- Exercise objective: Retype each entry below exactly as it stands.

(Data records)
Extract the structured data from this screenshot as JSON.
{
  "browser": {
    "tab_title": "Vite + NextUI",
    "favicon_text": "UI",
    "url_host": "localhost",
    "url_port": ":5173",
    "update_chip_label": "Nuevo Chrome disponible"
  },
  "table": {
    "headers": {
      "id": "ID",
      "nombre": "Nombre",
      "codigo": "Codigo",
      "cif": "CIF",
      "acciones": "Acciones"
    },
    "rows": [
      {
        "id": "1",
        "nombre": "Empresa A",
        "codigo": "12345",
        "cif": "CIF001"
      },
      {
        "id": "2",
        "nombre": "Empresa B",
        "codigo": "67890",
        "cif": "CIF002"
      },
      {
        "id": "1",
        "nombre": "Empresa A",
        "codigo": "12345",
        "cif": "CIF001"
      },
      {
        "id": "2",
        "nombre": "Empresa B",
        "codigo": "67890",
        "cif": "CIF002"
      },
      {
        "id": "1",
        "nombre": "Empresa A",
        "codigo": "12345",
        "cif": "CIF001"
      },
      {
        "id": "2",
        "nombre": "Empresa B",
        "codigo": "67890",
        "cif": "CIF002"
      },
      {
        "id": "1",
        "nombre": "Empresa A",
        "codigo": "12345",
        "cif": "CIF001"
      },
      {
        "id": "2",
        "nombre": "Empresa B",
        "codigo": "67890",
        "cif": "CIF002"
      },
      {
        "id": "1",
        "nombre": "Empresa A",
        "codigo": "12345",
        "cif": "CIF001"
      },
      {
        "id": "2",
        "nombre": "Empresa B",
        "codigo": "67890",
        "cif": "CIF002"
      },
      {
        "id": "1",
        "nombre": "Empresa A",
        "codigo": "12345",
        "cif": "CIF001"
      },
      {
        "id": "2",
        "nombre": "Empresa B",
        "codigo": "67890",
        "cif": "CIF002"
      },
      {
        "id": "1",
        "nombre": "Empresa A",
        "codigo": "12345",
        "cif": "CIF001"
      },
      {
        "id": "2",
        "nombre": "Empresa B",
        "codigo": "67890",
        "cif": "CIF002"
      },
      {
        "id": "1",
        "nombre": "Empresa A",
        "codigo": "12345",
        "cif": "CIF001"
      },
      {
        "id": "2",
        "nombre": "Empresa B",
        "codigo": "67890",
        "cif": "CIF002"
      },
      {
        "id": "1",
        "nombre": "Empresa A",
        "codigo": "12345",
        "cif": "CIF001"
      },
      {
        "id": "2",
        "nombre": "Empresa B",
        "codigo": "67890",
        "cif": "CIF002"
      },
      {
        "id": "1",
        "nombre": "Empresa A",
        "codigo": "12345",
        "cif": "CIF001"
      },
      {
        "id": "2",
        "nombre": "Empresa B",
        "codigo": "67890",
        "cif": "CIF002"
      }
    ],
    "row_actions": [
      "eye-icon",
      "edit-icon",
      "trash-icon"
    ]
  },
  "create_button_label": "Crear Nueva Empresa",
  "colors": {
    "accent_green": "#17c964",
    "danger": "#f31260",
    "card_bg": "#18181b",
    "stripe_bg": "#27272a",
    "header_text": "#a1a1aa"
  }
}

- Solved problem:
Extract the structured data from this screenshot as JSON.
{
  "browser": {
    "tab_title": "Vite + NextUI",
    "favicon_text": "UI",
    "url_host": "localhost",
    "url_port": ":5173",
    "update_chip_label": "Nuevo Chrome disponible"
  },
  "table": {
    "headers": {
      "id": "ID",
      "nombre": "Nombre",
      "codigo": "Codigo",
      "cif": "CIF",
      "acciones": "Acciones"
    },
    "rows": [
      {
        "id": "1",
        "nombre": "Empresa A",
        "codigo": "12345",
        "cif": "CIF001"
      },
      {
        "id": "2",
        "nombre": "Empresa B",
        "codigo": "67890",
        "cif": "CIF002"
      },
      {
        "id": "1",
        "nombre": "Empresa A",
        "codigo": "12345",
        "cif": "CIF001"
      },
      {
        "id": "2",
        "nombre": "Empresa B",
        "codigo": "67890",
        "cif": "CIF002"
      },
      {
        "id": "1",
        "nombre": "Empresa A",
        "codigo": "12345",
        "cif": "CIF001"
      },
      {
        "id": "2",
        "nombre": "Empresa B",
        "codigo": "67890",
        "cif": "CIF002"
      },
      {
        "id": "1",
        "nombre": "Empresa A",
        "codigo": "12345",
        "cif": "CIF001"
      },
      {
        "id": "2",
        "nombre": "Empresa B",
        "codigo": "67890",
        "cif": "CIF002"
      },
      {
        "id": "1",
        "nombre": "Empresa A",
        "codigo": "12345",
        "cif": "CIF001"
      },
      {
        "id": "2",
        "nombre": "Empresa B",
        "codigo": "67890",
        "cif": "CIF002"
      },
      {
        "id": "1",
        "nombre": "Empresa A",
        "codigo": "12345",
        "cif": "CIF001"
      },
      {
        "id": "2",
        "nombre": "Empresa B",
        "codigo": "67890",
        "cif": "CIF002"
      },
      {
        "id": "1",
        "nombre": "Empresa A",
        "codigo": "12345",
        "cif": "CIF001"
      },
      {
        "id": "2",
        "nombre": "Empresa B",
        "codigo": "67890",
        "cif": "CIF002"
      },
      {
        "id": "1",
        "nombre": "Empresa A",
        "codigo": "12345",
        "cif": "CIF001"
      },
      {
        "id": "2",
        "nombre": "Empresa B",
        "codigo": "67890",
        "cif": "CIF002"
      },
      {
        "id": "1",
        "nombre": "Empresa A",
        "codigo": "12345",
        "cif": "CIF001"
      },
      {
        "id": "2",
        "nombre": "Empresa B",
        "codigo": "67890",
        "cif": "CIF002"
      },
      {
        "id": "1",
        "nombre": "Empresa A",
        "codigo": "12345",
        "cif": "CIF001"
      },
      {
        "id": "2",
        "nombre": "Empresa B",
        "codigo": "67890",
        "cif": "CIF002"
      }
    ],
    "row_actions": [
      "eye-icon",
      "edit-icon",
      "trash-icon"
    ]
  },
  "create_button_label": "Crear Nueva Empresa",
  "colors": {
    "accent_green": "#17c964",
    "danger": "#f31260",
    "card_bg": "#18181b",
    "stripe_bg": "#27272a",
    "header_text": "#a1a1aa"
  }
}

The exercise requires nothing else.